The input —
=-=-=

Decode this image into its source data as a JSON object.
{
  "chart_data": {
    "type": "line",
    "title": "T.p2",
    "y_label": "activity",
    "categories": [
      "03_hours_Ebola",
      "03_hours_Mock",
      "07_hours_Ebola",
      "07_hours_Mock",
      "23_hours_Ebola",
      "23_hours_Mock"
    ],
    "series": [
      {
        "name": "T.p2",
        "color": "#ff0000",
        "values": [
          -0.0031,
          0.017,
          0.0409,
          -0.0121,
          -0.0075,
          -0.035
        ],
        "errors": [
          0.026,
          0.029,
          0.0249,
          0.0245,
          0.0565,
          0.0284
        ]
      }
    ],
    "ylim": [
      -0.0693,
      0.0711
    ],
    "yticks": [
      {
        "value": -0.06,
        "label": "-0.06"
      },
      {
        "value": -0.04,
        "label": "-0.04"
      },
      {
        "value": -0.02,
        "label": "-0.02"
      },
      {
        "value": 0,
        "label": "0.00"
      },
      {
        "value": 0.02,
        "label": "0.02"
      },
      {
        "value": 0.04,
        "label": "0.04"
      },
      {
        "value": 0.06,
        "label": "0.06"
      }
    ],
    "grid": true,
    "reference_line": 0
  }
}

=-=-=

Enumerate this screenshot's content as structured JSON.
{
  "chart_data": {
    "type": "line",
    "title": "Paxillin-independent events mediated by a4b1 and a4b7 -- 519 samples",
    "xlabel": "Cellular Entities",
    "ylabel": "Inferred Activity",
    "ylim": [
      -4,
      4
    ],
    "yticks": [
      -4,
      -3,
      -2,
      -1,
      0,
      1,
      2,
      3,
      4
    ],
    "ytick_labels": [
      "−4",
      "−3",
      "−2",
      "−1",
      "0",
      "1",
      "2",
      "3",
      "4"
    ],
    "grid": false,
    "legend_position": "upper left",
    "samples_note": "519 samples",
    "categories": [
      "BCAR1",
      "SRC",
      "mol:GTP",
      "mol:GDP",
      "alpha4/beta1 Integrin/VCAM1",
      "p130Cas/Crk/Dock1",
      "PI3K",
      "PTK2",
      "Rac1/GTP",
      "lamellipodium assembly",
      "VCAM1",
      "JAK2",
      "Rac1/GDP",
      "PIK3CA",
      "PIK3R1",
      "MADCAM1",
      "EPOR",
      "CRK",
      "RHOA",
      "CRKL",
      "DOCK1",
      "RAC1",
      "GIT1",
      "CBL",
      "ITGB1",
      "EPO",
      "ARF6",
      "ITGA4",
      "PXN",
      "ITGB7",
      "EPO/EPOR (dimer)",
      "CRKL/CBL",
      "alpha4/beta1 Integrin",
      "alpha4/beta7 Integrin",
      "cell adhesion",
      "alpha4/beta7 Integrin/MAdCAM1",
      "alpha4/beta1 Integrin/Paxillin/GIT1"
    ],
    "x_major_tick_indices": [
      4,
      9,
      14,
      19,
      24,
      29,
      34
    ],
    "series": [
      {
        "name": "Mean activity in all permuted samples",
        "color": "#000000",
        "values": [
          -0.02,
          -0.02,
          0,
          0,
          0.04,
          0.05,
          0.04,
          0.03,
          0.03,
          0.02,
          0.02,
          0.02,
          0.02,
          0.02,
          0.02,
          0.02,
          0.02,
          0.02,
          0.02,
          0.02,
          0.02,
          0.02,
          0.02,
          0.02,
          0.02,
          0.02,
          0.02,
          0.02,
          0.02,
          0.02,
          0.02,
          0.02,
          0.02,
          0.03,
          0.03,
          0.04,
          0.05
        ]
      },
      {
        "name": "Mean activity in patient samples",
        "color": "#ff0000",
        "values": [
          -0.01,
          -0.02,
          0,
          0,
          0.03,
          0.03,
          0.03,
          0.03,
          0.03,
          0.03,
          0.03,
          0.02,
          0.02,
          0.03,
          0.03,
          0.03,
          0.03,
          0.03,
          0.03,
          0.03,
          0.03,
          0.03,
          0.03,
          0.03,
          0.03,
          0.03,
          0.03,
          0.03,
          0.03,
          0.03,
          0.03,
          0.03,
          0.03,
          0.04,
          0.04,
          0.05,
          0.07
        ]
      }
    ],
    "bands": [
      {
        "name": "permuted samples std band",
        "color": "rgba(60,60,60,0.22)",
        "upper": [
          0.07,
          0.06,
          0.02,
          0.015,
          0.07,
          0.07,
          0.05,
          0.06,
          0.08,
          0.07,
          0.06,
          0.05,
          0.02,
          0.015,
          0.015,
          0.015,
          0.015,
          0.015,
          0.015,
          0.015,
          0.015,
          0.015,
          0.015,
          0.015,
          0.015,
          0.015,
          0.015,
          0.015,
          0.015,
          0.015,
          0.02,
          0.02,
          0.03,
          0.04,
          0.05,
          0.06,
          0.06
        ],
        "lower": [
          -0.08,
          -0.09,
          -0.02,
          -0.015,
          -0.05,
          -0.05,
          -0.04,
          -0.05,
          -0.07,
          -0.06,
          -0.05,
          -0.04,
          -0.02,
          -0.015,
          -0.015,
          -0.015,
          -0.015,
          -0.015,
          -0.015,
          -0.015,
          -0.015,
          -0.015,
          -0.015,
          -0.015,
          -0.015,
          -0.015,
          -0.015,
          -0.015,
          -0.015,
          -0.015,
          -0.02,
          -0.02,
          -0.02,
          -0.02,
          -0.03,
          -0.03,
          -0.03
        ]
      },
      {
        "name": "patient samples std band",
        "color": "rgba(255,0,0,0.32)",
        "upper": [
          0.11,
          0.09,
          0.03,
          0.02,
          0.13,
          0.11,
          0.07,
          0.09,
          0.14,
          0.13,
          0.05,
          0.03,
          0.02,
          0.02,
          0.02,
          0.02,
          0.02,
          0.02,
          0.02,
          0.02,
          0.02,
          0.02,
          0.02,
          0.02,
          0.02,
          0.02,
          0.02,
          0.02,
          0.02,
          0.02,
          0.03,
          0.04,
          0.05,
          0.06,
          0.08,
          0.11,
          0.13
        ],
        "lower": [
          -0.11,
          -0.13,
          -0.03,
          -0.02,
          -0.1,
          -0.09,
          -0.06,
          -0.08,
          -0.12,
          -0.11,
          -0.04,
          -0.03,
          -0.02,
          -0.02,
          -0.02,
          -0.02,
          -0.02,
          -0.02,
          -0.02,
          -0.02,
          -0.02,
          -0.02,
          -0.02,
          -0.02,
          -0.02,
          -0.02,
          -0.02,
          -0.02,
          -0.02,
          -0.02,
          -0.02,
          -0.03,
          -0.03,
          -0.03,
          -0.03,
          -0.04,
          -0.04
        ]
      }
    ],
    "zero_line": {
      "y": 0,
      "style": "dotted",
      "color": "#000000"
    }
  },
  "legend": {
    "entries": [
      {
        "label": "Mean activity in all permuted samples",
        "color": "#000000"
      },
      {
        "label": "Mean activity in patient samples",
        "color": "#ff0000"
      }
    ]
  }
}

=-=-=

Exercise requirements —
Go over the data above and copy every line that has the word "color" in it.

Written reply —
        "color": "#ff0000",
        "color": "#000000",
        "color": "#ff0000",
        "color": "rgba(60,60,60,0.22)",
        "color": "rgba(255,0,0,0.32)",
      "color": "#000000"
        "color": "#000000"
        "color": "#ff0000"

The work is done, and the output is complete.